RECORDS PROVIDED =>

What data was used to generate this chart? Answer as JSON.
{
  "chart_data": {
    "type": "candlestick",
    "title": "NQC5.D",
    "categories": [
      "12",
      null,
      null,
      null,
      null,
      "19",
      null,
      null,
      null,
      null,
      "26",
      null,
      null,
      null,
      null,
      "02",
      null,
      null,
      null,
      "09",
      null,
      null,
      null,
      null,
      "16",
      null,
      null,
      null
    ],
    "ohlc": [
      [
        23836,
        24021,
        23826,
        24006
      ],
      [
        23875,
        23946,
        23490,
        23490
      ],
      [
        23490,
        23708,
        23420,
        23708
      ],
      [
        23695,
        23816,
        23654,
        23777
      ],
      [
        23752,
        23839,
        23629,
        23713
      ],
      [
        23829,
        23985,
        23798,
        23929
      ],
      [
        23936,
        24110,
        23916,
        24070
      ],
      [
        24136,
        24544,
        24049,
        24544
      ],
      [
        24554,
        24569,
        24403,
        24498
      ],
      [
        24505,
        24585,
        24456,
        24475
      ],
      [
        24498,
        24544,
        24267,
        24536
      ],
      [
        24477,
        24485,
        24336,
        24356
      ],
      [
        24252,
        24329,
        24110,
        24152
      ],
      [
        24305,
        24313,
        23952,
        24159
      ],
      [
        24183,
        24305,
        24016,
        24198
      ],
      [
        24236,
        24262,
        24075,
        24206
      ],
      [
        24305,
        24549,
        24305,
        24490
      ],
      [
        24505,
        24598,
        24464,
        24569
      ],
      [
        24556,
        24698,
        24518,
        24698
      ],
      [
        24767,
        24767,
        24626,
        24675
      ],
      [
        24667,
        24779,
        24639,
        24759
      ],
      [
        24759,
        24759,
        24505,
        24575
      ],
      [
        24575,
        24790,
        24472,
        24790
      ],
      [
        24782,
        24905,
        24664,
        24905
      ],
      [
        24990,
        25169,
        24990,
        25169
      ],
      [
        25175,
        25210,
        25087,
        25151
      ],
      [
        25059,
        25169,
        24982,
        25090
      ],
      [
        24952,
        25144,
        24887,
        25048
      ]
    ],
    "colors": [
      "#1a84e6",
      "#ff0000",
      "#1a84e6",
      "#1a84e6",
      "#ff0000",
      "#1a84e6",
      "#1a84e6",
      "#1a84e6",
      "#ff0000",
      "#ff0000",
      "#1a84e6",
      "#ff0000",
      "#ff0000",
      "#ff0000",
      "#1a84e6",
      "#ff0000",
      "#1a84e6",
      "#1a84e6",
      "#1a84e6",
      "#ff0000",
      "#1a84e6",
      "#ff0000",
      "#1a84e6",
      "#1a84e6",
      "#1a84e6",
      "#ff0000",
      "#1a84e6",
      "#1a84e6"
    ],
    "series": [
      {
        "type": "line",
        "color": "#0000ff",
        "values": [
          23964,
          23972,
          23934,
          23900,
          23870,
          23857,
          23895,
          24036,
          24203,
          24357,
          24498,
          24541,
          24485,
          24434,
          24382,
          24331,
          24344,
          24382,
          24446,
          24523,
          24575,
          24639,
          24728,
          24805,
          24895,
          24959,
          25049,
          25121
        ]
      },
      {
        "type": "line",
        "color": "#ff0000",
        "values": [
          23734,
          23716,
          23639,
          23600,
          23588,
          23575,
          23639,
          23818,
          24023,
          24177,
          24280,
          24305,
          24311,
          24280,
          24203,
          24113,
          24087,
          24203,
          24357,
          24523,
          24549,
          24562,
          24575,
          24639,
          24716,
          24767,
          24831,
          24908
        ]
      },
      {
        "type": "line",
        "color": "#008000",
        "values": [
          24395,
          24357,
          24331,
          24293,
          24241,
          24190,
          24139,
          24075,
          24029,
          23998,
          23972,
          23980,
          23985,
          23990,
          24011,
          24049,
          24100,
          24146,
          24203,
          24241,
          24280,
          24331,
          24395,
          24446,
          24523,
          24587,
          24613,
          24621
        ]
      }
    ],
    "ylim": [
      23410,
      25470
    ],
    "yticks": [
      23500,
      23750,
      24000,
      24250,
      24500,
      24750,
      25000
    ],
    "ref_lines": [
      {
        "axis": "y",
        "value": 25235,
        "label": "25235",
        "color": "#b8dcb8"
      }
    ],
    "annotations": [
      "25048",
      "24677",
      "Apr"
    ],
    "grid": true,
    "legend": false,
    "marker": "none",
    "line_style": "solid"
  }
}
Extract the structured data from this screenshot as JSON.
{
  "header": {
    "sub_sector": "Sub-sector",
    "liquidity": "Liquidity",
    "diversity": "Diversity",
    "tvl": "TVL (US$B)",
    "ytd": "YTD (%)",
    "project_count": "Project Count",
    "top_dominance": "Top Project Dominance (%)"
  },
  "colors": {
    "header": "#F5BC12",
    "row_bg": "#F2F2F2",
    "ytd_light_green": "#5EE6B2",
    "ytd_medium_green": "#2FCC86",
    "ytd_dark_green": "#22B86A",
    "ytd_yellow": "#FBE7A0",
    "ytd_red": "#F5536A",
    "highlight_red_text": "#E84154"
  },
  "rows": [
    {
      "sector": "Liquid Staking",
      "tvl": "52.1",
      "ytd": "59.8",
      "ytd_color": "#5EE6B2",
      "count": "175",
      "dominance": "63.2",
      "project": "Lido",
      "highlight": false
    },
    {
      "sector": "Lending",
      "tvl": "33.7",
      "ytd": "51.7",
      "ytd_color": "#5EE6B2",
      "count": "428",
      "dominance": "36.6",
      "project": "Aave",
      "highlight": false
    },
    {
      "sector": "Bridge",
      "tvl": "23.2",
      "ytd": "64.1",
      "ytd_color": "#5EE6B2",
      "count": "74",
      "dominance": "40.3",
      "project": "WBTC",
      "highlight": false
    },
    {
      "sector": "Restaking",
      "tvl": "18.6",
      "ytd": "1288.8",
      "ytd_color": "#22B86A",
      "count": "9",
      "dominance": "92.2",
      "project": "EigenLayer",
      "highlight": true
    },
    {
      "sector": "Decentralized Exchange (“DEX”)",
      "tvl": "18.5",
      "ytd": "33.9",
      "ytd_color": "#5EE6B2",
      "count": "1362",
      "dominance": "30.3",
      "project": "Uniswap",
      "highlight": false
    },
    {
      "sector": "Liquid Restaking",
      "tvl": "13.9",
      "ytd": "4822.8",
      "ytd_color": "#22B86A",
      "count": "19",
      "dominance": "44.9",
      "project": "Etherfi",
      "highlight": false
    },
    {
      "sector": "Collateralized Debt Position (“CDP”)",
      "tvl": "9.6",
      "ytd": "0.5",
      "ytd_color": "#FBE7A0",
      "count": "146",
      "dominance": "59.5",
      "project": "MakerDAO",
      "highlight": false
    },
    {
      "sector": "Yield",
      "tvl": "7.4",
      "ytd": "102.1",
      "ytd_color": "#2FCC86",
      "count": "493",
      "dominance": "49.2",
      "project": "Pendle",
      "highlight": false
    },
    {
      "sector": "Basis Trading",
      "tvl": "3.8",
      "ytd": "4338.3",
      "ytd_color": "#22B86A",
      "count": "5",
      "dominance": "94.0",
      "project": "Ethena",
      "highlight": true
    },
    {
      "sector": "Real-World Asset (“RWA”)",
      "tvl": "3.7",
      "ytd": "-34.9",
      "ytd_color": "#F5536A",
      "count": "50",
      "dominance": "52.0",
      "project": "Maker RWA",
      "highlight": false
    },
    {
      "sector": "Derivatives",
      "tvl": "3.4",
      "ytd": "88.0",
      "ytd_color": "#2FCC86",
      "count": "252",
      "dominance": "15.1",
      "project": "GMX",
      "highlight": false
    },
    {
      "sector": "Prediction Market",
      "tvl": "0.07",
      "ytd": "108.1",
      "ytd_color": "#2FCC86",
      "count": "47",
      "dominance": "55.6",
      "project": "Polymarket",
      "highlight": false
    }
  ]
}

WRITTEN REQUEST =>
Say the number of lines in the listing that hold "JSON", with no added words.

SOLVED PROBLEM =>
2